Exactly repeat the full listing that follows.
++++ Source data
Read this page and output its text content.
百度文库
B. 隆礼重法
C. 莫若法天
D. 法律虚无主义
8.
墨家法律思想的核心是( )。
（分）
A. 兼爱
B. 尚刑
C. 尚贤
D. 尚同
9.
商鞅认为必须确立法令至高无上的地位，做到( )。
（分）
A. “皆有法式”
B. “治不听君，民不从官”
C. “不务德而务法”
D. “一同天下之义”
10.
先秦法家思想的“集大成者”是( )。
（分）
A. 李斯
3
++++++++
* Worked answer *
Read this page and output its text content.
百度文库
B. 隆礼重法
C. 莫若法天
D. 法律虚无主义
8.
墨家法律思想的核心是( )。
（分）
A. 兼爱
B. 尚刑
C. 尚贤
D. 尚同
9.
商鞅认为必须确立法令至高无上的地位，做到( )。
（分）
A. “皆有法式”
B. “治不听君，民不从官”
C. “不务德而务法”
D. “一同天下之义”
10.
先秦法家思想的“集大成者”是( )。
（分）
A. 李斯
3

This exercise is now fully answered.